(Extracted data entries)
━━━━━━━━━━

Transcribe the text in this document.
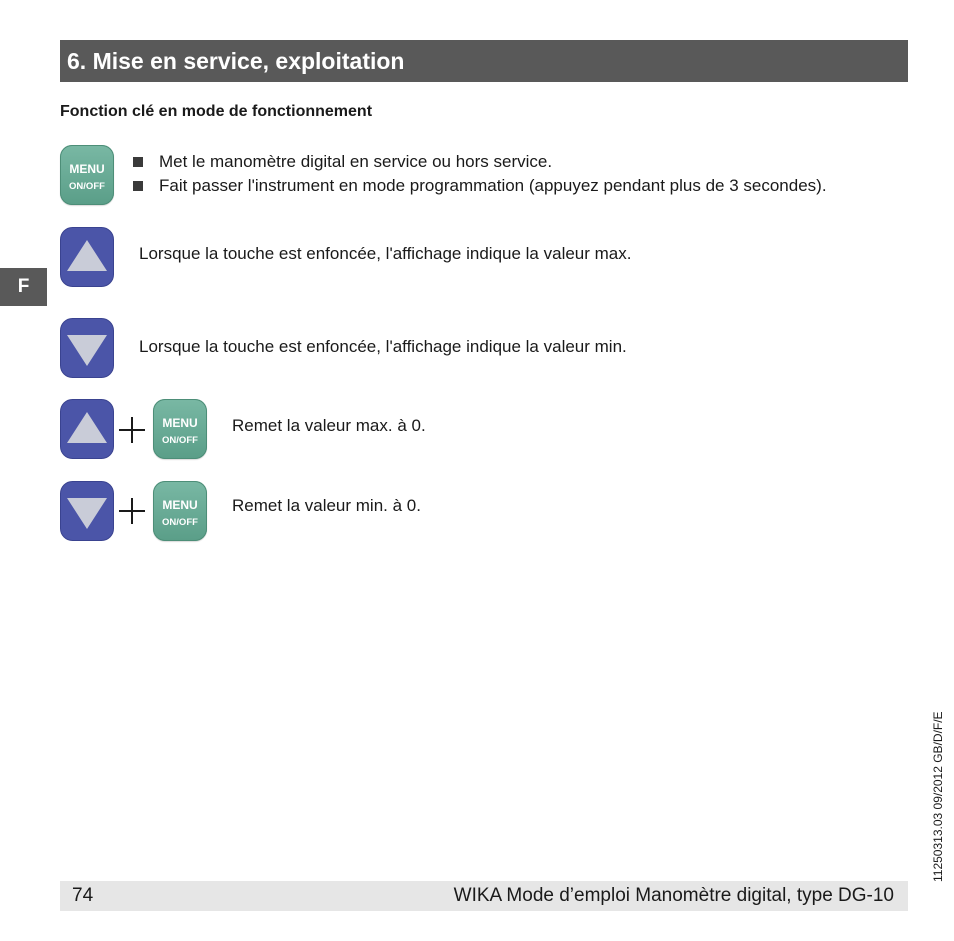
6. Mise en service, exploitation
Fonction clé en mode de fonctionnement
F
MENU
ON/OFF
Met le manomètre digital en service ou hors service.
Fait passer l'instrument en mode programmation (appuyez pendant plus de 3 secondes).
Lorsque la touche est enfoncée, l'affichage indique la valeur max.
Lorsque la touche est enfoncée, l'affichage indique la valeur min.
MENU
ON/OFF
Remet la valeur max. à 0.
MENU
ON/OFF
Remet la valeur min. à 0.
11250313.03 09/2012 GB/D/F/E
74	WIKA Mode d’emploi Manomètre digital, type DG-10
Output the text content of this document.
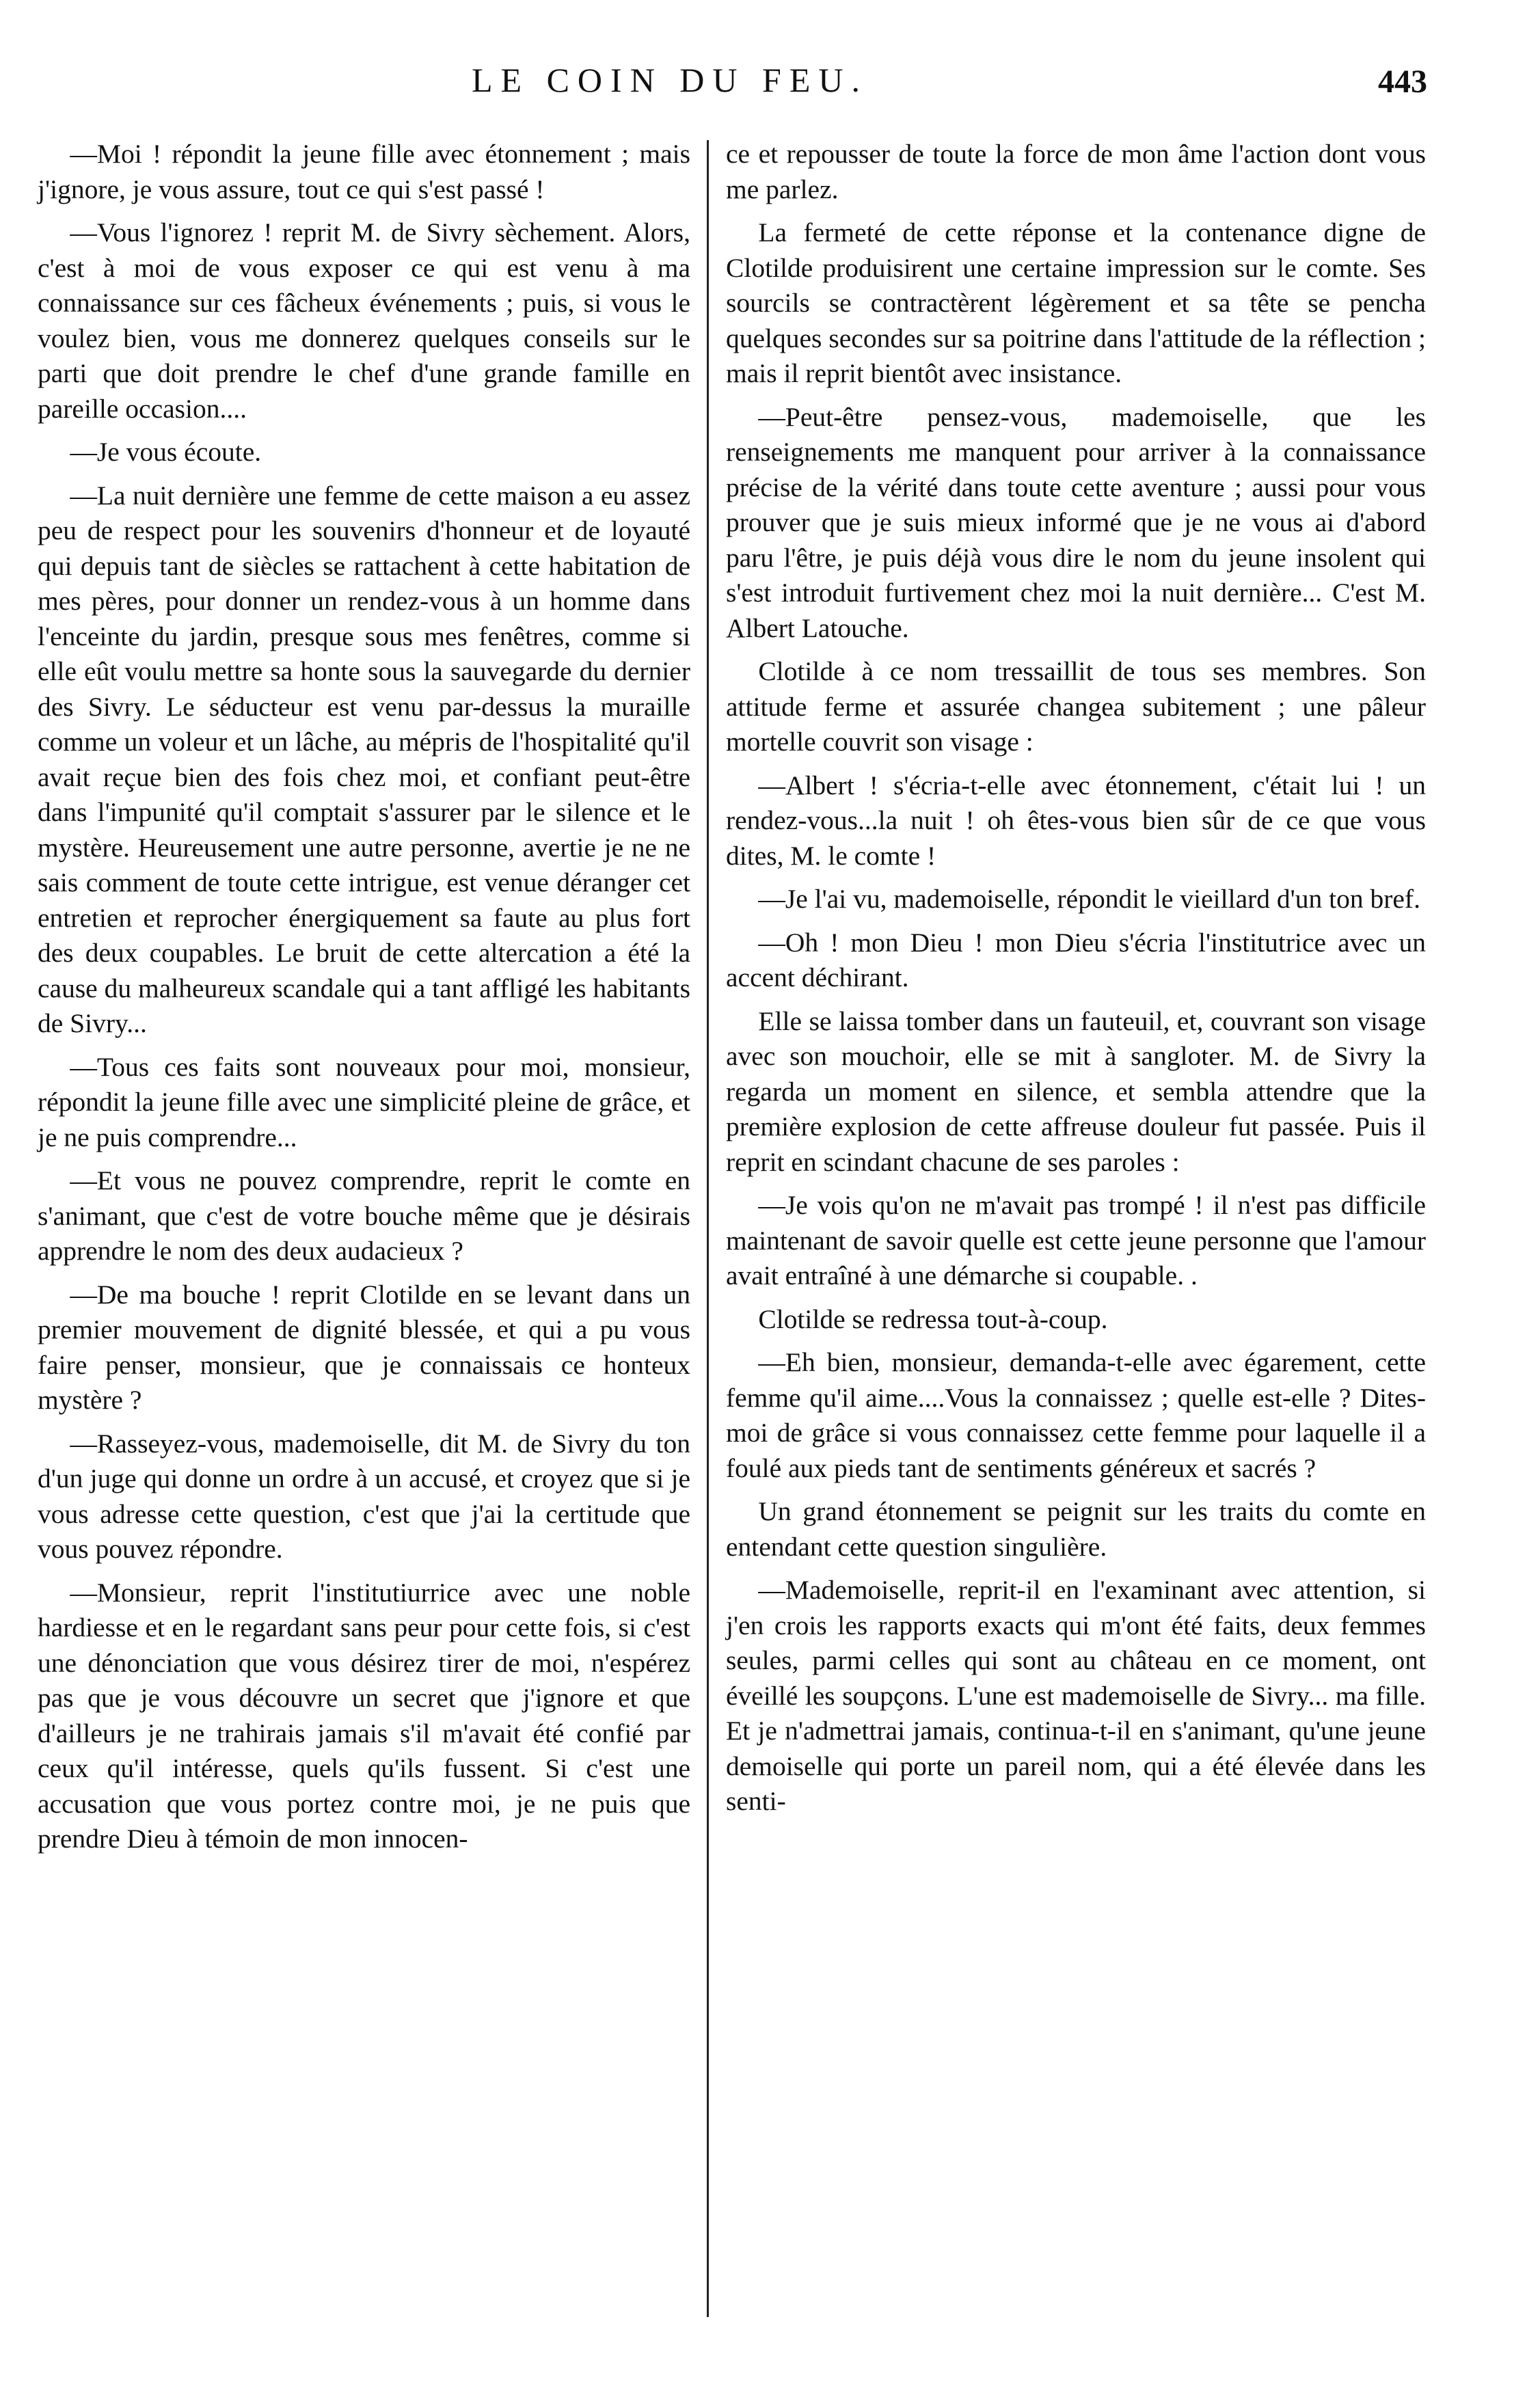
LE COIN DU FEU.	443

—Moi ! répondit la jeune fille avec étonnement ; mais j'ignore, je vous assure, tout ce qui s'est passé !

—Vous l'ignorez ! reprit M. de Sivry sèchement. Alors, c'est à moi de vous exposer ce qui est venu à ma connaissance sur ces fâcheux événements ; puis, si vous le voulez bien, vous me donnerez quelques conseils sur le parti que doit prendre le chef d'une grande famille en pareille occasion....

—Je vous écoute.

—La nuit dernière une femme de cette maison a eu assez peu de respect pour les souvenirs d'honneur et de loyauté qui depuis tant de siècles se rattachent à cette habitation de mes pères, pour donner un rendez-vous à un homme dans l'enceinte du jardin, presque sous mes fenêtres, comme si elle eût voulu mettre sa honte sous la sauvegarde du dernier des Sivry. Le séducteur est venu par-dessus la muraille comme un voleur et un lâche, au mépris de l'hospitalité qu'il avait reçue bien des fois chez moi, et confiant peut-être dans l'impunité qu'il comptait s'assurer par le silence et le mystère. Heureusement une autre personne, avertie je ne ne sais comment de toute cette intrigue, est venue déranger cet entretien et reprocher énergiquement sa faute au plus fort des deux coupables. Le bruit de cette altercation a été la cause du malheureux scandale qui a tant affligé les habitants de Sivry...

—Tous ces faits sont nouveaux pour moi, monsieur, répondit la jeune fille avec une simplicité pleine de grâce, et je ne puis comprendre...

—Et vous ne pouvez comprendre, reprit le comte en s'animant, que c'est de votre bouche même que je désirais apprendre le nom des deux audacieux ?

—De ma bouche ! reprit Clotilde en se levant dans un premier mouvement de dignité blessée, et qui a pu vous faire penser, monsieur, que je connaissais ce honteux mystère ?

—Rasseyez-vous, mademoiselle, dit M. de Sivry du ton d'un juge qui donne un ordre à un accusé, et croyez que si je vous adresse cette question, c'est que j'ai la certitude que vous pouvez répondre.

—Monsieur, reprit l'institutiurrice avec une noble hardiesse et en le regardant sans peur pour cette fois, si c'est une dénonciation que vous désirez tirer de moi, n'espérez pas que je vous découvre un secret que j'ignore et que d'ailleurs je ne trahirais jamais s'il m'avait été confié par ceux qu'il intéresse, quels qu'ils fussent. Si c'est une accusation que vous portez contre moi, je ne puis que prendre Dieu à témoin de mon innocen-

ce et repousser de toute la force de mon âme l'action dont vous me parlez.

La fermeté de cette réponse et la contenance digne de Clotilde produisirent une certaine impression sur le comte. Ses sourcils se contractèrent légèrement et sa tête se pencha quelques secondes sur sa poitrine dans l'attitude de la réflection ; mais il reprit bientôt avec insistance.

—Peut-être pensez-vous, mademoiselle, que les renseignements me manquent pour arriver à la connaissance précise de la vérité dans toute cette aventure ; aussi pour vous prouver que je suis mieux informé que je ne vous ai d'abord paru l'être, je puis déjà vous dire le nom du jeune insolent qui s'est introduit furtivement chez moi la nuit dernière... C'est M. Albert Latouche.

Clotilde à ce nom tressaillit de tous ses membres. Son attitude ferme et assurée changea subitement ; une pâleur mortelle couvrit son visage :

—Albert ! s'écria-t-elle avec étonnement, c'était lui ! un rendez-vous...la nuit ! oh êtes-vous bien sûr de ce que vous dites, M. le comte !

—Je l'ai vu, mademoiselle, répondit le vieillard d'un ton bref.

—Oh ! mon Dieu ! mon Dieu s'écria l'institutrice avec un accent déchirant.

Elle se laissa tomber dans un fauteuil, et, couvrant son visage avec son mouchoir, elle se mit à sangloter. M. de Sivry la regarda un moment en silence, et sembla attendre que la première explosion de cette affreuse douleur fut passée. Puis il reprit en scindant chacune de ses paroles :

—Je vois qu'on ne m'avait pas trompé ! il n'est pas difficile maintenant de savoir quelle est cette jeune personne que l'amour avait entraîné à une démarche si coupable. .

Clotilde se redressa tout-à-coup.

—Eh bien, monsieur, demanda-t-elle avec égarement, cette femme qu'il aime....Vous la connaissez ; quelle est-elle ? Dites-moi de grâce si vous connaissez cette femme pour laquelle il a foulé aux pieds tant de sentiments généreux et sacrés ?

Un grand étonnement se peignit sur les traits du comte en entendant cette question singulière.

—Mademoiselle, reprit-il en l'examinant avec attention, si j'en crois les rapports exacts qui m'ont été faits, deux femmes seules, parmi celles qui sont au château en ce moment, ont éveillé les soupçons. L'une est mademoiselle de Sivry... ma fille. Et je n'admettrai jamais, continua-t-il en s'animant, qu'une jeune demoiselle qui porte un pareil nom, qui a été élevée dans les senti-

━━━━━━━━━━

[Task goal]: Set the entries down again exactly. Do not include the images.

[Final answer]:
Transcribe the text in this document.
6. Mise en service, exploitation
Fonction clé en mode de fonctionnement
F
MENU
ON/OFF
Met le manomètre digital en service ou hors service.
Fait passer l'instrument en mode programmation (appuyez pendant plus de 3 secondes).
Lorsque la touche est enfoncée, l'affichage indique la valeur max.
Lorsque la touche est enfoncée, l'affichage indique la valeur min.
MENU
ON/OFF
Remet la valeur max. à 0.
MENU
ON/OFF
Remet la valeur min. à 0.
11250313.03 09/2012 GB/D/F/E
74	WIKA Mode d’emploi Manomètre digital, type DG-10
Output the text content of this document.
LE COIN DU FEU.	443

—Moi ! répondit la jeune fille avec étonnement ; mais j'ignore, je vous assure, tout ce qui s'est passé !

—Vous l'ignorez ! reprit M. de Sivry sèchement. Alors, c'est à moi de vous exposer ce qui est venu à ma connaissance sur ces fâcheux événements ; puis, si vous le voulez bien, vous me donnerez quelques conseils sur le parti que doit prendre le chef d'une grande famille en pareille occasion....

—Je vous écoute.

—La nuit dernière une femme de cette maison a eu assez peu de respect pour les souvenirs d'honneur et de loyauté qui depuis tant de siècles se rattachent à cette habitation de mes pères, pour donner un rendez-vous à un homme dans l'enceinte du jardin, presque sous mes fenêtres, comme si elle eût voulu mettre sa honte sous la sauvegarde du dernier des Sivry. Le séducteur est venu par-dessus la muraille comme un voleur et un lâche, au mépris de l'hospitalité qu'il avait reçue bien des fois chez moi, et confiant peut-être dans l'impunité qu'il comptait s'assurer par le silence et le mystère. Heureusement une autre personne, avertie je ne ne sais comment de toute cette intrigue, est venue déranger cet entretien et reprocher énergiquement sa faute au plus fort des deux coupables. Le bruit de cette altercation a été la cause du malheureux scandale qui a tant affligé les habitants de Sivry...

—Tous ces faits sont nouveaux pour moi, monsieur, répondit la jeune fille avec une simplicité pleine de grâce, et je ne puis comprendre...

—Et vous ne pouvez comprendre, reprit le comte en s'animant, que c'est de votre bouche même que je désirais apprendre le nom des deux audacieux ?

—De ma bouche ! reprit Clotilde en se levant dans un premier mouvement de dignité blessée, et qui a pu vous faire penser, monsieur, que je connaissais ce honteux mystère ?

—Rasseyez-vous, mademoiselle, dit M. de Sivry du ton d'un juge qui donne un ordre à un accusé, et croyez que si je vous adresse cette question, c'est que j'ai la certitude que vous pouvez répondre.

—Monsieur, reprit l'institutiurrice avec une noble hardiesse et en le regardant sans peur pour cette fois, si c'est une dénonciation que vous désirez tirer de moi, n'espérez pas que je vous découvre un secret que j'ignore et que d'ailleurs je ne trahirais jamais s'il m'avait été confié par ceux qu'il intéresse, quels qu'ils fussent. Si c'est une accusation que vous portez contre moi, je ne puis que prendre Dieu à témoin de mon innocen-

ce et repousser de toute la force de mon âme l'action dont vous me parlez.

La fermeté de cette réponse et la contenance digne de Clotilde produisirent une certaine impression sur le comte. Ses sourcils se contractèrent légèrement et sa tête se pencha quelques secondes sur sa poitrine dans l'attitude de la réflection ; mais il reprit bientôt avec insistance.

—Peut-être pensez-vous, mademoiselle, que les renseignements me manquent pour arriver à la connaissance précise de la vérité dans toute cette aventure ; aussi pour vous prouver que je suis mieux informé que je ne vous ai d'abord paru l'être, je puis déjà vous dire le nom du jeune insolent qui s'est introduit furtivement chez moi la nuit dernière... C'est M. Albert Latouche.

Clotilde à ce nom tressaillit de tous ses membres. Son attitude ferme et assurée changea subitement ; une pâleur mortelle couvrit son visage :

—Albert ! s'écria-t-elle avec étonnement, c'était lui ! un rendez-vous...la nuit ! oh êtes-vous bien sûr de ce que vous dites, M. le comte !

—Je l'ai vu, mademoiselle, répondit le vieillard d'un ton bref.

—Oh ! mon Dieu ! mon Dieu s'écria l'institutrice avec un accent déchirant.

Elle se laissa tomber dans un fauteuil, et, couvrant son visage avec son mouchoir, elle se mit à sangloter. M. de Sivry la regarda un moment en silence, et sembla attendre que la première explosion de cette affreuse douleur fut passée. Puis il reprit en scindant chacune de ses paroles :

—Je vois qu'on ne m'avait pas trompé ! il n'est pas difficile maintenant de savoir quelle est cette jeune personne que l'amour avait entraîné à une démarche si coupable. .

Clotilde se redressa tout-à-coup.

—Eh bien, monsieur, demanda-t-elle avec égarement, cette femme qu'il aime....Vous la connaissez ; quelle est-elle ? Dites-moi de grâce si vous connaissez cette femme pour laquelle il a foulé aux pieds tant de sentiments généreux et sacrés ?

Un grand étonnement se peignit sur les traits du comte en entendant cette question singulière.

—Mademoiselle, reprit-il en l'examinant avec attention, si j'en crois les rapports exacts qui m'ont été faits, deux femmes seules, parmi celles qui sont au château en ce moment, ont éveillé les soupçons. L'une est mademoiselle de Sivry... ma fille. Et je n'admettrai jamais, continua-t-il en s'animant, qu'une jeune demoiselle qui porte un pareil nom, qui a été élevée dans les senti-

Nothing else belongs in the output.